# WHAT YOU SHOULD DO:
Search the data for the string "необходимых" and extract every line where it appears.

# RECORDS FOR THE TASK:
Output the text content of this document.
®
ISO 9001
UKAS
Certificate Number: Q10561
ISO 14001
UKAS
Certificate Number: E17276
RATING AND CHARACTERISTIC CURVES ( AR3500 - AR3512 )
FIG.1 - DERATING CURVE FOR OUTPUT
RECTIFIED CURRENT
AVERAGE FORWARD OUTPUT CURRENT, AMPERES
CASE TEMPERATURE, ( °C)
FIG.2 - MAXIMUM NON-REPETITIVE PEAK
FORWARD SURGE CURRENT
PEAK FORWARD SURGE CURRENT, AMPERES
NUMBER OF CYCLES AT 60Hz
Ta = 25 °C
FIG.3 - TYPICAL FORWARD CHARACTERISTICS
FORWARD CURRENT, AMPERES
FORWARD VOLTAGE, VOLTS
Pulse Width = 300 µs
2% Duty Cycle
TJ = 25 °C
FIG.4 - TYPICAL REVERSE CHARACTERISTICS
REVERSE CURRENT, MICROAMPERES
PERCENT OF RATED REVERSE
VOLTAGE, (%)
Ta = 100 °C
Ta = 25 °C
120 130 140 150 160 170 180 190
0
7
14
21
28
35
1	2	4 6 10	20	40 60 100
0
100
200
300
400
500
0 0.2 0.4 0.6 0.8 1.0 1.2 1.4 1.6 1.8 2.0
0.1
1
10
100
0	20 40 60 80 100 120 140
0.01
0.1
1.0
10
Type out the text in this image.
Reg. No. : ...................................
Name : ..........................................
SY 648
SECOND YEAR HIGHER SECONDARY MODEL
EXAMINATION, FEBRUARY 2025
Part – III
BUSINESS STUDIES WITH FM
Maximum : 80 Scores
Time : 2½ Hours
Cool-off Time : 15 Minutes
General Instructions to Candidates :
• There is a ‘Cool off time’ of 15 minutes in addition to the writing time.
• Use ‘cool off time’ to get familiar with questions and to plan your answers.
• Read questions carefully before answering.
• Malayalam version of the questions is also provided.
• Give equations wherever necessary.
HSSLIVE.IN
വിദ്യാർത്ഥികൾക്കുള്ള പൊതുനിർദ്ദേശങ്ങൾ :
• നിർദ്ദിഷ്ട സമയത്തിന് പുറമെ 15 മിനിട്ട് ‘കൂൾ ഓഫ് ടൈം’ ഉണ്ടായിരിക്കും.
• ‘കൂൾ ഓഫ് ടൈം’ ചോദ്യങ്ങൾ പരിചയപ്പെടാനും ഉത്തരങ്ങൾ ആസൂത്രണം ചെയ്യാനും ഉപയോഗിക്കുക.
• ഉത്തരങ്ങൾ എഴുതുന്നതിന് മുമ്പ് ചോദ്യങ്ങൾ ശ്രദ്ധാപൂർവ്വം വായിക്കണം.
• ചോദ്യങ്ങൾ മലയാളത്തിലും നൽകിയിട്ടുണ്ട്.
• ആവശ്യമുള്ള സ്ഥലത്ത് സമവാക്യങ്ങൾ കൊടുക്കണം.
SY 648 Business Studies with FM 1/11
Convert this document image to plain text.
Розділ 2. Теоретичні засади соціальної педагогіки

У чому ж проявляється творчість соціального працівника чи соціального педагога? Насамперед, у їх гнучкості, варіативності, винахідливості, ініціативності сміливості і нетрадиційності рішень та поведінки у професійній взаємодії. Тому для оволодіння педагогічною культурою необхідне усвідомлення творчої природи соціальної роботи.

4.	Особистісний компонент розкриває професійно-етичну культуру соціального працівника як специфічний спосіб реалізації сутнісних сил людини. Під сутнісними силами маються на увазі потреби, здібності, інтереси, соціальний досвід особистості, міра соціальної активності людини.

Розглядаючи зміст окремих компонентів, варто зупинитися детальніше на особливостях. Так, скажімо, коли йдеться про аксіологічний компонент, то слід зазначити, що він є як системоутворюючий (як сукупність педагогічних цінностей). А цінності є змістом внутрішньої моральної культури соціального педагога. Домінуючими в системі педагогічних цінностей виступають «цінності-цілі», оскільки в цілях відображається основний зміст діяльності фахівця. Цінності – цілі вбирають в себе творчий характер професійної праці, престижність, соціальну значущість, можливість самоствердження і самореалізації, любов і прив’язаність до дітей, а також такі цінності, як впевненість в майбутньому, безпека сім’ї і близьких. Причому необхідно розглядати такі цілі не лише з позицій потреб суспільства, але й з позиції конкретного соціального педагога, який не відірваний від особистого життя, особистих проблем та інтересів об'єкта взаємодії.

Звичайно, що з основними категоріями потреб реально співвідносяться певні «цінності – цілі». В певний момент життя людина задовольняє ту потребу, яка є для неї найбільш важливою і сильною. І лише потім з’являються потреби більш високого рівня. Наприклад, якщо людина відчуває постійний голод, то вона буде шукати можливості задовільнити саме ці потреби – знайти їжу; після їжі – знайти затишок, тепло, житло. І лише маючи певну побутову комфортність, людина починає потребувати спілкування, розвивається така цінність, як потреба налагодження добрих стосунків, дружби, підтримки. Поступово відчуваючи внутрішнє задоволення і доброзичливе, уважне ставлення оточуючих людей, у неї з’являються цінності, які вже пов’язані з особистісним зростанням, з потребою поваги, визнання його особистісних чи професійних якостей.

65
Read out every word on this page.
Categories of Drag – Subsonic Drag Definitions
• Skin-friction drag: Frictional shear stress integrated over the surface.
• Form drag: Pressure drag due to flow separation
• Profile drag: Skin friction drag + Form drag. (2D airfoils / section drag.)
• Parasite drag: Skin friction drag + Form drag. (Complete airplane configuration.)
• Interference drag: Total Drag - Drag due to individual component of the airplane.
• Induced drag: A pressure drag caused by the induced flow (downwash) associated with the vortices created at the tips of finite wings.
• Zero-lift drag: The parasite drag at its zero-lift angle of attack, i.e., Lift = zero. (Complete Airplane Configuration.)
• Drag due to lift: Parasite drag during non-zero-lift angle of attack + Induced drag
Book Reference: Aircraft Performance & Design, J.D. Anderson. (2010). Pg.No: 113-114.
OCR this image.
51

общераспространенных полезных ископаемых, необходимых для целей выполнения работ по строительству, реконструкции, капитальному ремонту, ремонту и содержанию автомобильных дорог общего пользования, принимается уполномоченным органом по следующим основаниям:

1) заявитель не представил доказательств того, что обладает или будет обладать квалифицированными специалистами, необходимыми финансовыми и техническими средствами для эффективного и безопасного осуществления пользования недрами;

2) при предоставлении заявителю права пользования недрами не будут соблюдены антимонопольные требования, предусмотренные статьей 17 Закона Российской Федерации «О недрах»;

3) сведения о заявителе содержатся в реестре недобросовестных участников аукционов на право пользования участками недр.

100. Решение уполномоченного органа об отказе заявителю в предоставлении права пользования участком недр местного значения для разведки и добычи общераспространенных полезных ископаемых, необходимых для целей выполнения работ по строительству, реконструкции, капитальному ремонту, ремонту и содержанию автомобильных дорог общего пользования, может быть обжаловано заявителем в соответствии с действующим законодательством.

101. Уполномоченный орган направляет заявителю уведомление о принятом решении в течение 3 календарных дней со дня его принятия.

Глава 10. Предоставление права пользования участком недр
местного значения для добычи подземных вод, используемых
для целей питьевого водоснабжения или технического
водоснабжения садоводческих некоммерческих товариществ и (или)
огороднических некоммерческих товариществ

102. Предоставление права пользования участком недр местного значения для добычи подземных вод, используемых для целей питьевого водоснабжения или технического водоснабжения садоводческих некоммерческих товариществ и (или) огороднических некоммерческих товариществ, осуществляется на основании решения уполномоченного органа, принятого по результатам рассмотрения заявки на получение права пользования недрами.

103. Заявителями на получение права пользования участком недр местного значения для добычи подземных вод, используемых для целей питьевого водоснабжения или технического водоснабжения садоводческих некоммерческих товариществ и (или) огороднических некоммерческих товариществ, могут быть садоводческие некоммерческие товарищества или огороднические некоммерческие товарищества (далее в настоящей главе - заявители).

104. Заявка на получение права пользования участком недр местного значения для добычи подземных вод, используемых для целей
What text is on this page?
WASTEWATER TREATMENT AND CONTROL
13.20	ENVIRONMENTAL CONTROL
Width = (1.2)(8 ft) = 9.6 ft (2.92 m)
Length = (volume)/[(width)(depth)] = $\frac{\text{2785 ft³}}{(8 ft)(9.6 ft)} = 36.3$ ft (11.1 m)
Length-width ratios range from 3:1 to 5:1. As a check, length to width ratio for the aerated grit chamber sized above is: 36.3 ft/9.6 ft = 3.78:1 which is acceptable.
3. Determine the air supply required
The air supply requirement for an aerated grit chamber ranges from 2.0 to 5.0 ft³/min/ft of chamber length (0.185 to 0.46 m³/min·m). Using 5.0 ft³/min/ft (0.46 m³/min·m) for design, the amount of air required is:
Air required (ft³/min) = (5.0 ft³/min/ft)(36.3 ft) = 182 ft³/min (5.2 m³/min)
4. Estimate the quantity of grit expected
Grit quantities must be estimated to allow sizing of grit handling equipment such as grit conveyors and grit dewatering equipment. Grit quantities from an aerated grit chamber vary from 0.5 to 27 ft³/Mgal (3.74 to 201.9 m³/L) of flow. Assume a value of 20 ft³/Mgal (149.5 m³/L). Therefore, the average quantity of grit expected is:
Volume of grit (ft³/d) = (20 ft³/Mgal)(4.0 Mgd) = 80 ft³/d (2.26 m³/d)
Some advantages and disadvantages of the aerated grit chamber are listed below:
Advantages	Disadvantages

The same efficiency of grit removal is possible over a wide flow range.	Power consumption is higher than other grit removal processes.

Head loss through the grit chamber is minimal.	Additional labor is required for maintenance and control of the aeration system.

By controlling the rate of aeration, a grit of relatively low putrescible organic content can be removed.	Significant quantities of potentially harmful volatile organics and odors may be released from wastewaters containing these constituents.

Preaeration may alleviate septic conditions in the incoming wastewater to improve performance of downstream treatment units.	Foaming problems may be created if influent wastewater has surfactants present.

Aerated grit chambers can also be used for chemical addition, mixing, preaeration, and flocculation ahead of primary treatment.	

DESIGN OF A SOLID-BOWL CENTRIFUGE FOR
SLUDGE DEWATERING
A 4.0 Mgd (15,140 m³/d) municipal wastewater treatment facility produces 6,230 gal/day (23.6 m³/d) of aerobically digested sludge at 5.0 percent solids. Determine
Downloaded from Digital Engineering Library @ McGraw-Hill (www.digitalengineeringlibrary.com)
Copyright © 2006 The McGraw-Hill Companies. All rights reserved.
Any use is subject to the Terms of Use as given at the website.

# RESULT FOR THIS TASK:
общераспространенных полезных ископаемых, необходимых для целей выполнения работ по строительству, реконструкции, капитальному ремонту, ремонту и содержанию автомобильных дорог общего пользования, принимается уполномоченным органом по следующим основаниям:
100. Решение уполномоченного органа об отказе заявителю в предоставлении права пользования участком недр местного значения для разведки и добычи общераспространенных полезных ископаемых, необходимых для целей выполнения работ по строительству, реконструкции, капитальному ремонту, ремонту и содержанию автомобильных дорог общего пользования, может быть обжаловано заявителем в соответствии с действующим законодательством.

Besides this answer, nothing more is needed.